### 本文
↓↓↓

2001年 マイワシ
単位:数量,1,000トン、価格,円/kg
漁獲量と資源
13年のマイワシの漁獲量は、前年若干上回ったものと推定されるが、近年では98年(16.7万トン)並みの、20万トン弱にとどまる低水準であったと推定される。
道東漁場では、引続きマイワシの漁獲は皆無(カタクチは60トン弱の漁獲)、北部太平洋海域では三陸、常磐とも夏場にややまとまった漁獲でかなり増加した。また、昨年漁獲の急減をみた山陰では、漁獲が1000トンにも満たない凶漁であった。なお北海道の噴火湾で11月にややまとまった漁獲があった。
太平洋系群のマイワシ資源はS50年代以降、資源の増大期に入り、1972年卓越年級群発生を契機として、1980年の大卓越年級群を中心に、1987年のピーク時までその後の卓越年級群の発生により高水準の漁獲を保証してきた。しかし、1988年頃から漁獲は減少に転じ始め、各年級群の加入量も少なくなり、その資源量水準は減少を続けている。
それでも95〜99年までは低水準ながらも安定していたが、2000年級群以降は再度少なくなっている可能性が高いといわれている。

↑↑↑

(ページ構造の解析データ)
↓↓↓

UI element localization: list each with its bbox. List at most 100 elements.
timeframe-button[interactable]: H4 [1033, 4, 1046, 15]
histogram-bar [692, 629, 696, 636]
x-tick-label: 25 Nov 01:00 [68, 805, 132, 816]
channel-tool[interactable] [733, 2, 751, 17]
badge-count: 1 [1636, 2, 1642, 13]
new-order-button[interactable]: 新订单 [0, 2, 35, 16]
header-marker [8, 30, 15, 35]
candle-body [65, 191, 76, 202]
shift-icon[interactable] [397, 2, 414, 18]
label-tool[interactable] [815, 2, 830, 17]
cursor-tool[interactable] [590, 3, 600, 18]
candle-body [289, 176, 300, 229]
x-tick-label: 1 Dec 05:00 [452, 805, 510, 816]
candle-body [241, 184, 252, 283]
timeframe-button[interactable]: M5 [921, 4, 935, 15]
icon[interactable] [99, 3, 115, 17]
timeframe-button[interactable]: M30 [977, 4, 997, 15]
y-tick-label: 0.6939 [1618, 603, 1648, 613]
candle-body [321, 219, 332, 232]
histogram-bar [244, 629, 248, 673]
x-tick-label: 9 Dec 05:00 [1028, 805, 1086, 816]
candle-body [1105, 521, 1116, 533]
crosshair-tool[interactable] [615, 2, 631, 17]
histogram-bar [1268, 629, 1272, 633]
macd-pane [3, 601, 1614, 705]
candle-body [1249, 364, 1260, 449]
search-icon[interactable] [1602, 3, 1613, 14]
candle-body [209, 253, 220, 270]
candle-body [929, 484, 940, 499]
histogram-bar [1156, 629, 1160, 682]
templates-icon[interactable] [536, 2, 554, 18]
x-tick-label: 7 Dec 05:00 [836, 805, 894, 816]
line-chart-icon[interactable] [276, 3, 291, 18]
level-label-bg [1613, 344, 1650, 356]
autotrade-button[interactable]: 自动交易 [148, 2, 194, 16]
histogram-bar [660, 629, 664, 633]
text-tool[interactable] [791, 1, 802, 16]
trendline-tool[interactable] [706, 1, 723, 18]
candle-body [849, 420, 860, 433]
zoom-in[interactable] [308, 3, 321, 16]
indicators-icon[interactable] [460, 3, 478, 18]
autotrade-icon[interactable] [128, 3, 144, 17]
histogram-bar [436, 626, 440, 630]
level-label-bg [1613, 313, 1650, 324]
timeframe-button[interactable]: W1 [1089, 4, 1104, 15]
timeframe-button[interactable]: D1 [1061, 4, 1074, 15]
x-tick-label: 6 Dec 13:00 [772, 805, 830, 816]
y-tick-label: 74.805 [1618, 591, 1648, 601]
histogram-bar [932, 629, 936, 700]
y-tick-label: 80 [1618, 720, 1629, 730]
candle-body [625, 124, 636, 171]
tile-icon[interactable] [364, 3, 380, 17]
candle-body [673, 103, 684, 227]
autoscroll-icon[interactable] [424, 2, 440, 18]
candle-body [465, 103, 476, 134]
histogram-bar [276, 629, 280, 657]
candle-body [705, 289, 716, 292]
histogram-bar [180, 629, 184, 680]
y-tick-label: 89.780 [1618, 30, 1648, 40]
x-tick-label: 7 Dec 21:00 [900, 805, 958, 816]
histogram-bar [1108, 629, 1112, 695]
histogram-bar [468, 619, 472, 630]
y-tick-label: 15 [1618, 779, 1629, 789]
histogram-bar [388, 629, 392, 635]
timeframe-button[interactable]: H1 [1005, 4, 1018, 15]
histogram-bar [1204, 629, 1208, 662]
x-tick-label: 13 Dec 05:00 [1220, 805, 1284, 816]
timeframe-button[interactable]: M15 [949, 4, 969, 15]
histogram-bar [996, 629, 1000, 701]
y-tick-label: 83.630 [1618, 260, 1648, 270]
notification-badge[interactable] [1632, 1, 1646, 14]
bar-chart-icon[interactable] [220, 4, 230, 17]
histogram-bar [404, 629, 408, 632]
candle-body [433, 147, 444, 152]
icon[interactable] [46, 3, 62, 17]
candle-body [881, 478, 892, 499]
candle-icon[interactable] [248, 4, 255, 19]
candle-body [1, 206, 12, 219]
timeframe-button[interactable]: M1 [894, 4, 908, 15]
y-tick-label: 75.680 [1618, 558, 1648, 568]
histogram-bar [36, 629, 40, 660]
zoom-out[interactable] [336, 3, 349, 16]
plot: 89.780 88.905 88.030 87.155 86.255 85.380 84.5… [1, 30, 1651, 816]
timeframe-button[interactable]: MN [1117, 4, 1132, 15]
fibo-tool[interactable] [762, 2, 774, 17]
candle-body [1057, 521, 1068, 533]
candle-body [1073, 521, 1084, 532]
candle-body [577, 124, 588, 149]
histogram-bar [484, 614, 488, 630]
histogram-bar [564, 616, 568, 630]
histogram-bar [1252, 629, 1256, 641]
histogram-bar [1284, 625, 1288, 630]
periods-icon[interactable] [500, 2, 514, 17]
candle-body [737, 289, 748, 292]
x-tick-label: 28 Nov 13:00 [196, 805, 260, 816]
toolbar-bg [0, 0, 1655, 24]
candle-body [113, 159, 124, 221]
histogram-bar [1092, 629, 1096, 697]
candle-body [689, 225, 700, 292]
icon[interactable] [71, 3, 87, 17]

↑↑↑

### 課題
マイワシの漁獲と資源に関する本文を、最後の文の後から書き継ぐこと。 記録は本文とは別個の資料である。

### 解答欄
日本海での資源状態も近年低位で、資源動向も減少傾向にあり2000年は1999年を下回る資源量といわれている。
産地水揚量と価格
13年の水揚量は、12.4万トンで前年(9.5万トン)をかなり上回った。価格は、73円で前年(91円)を下回った。
本年は、北部太平洋海域の三陸・常磐で6〜8月にかけてややまとまった漁獲がみられたのみで、低水準に変化はなく前年より上回った程度であった。
したがって、市況は73円で前年(91円)を下回った。
なお、本年のミール相場は、年明けの8.05万円から始まったが、1月中旬に8.25万円にあげ、4月中旬には8.65万円まで上昇した。その後も6月上旬に8.95万円、8月上旬には9.95万円に達した。9月に入って一時9.45万円に下げたものの、10月中旬には再度上昇に転じ9.85万円、下旬には10万円を突破し12月中旬には10.25万円まで高騰した。本年は周年を通じて総じてジリ高傾向であった。
三 陸
13年の三陸での漁況は、初漁期(北上期)の4、5月は昨年同様に低調であり、夏場の盛漁期に唯一8月にまとまったのが目立った程度であった。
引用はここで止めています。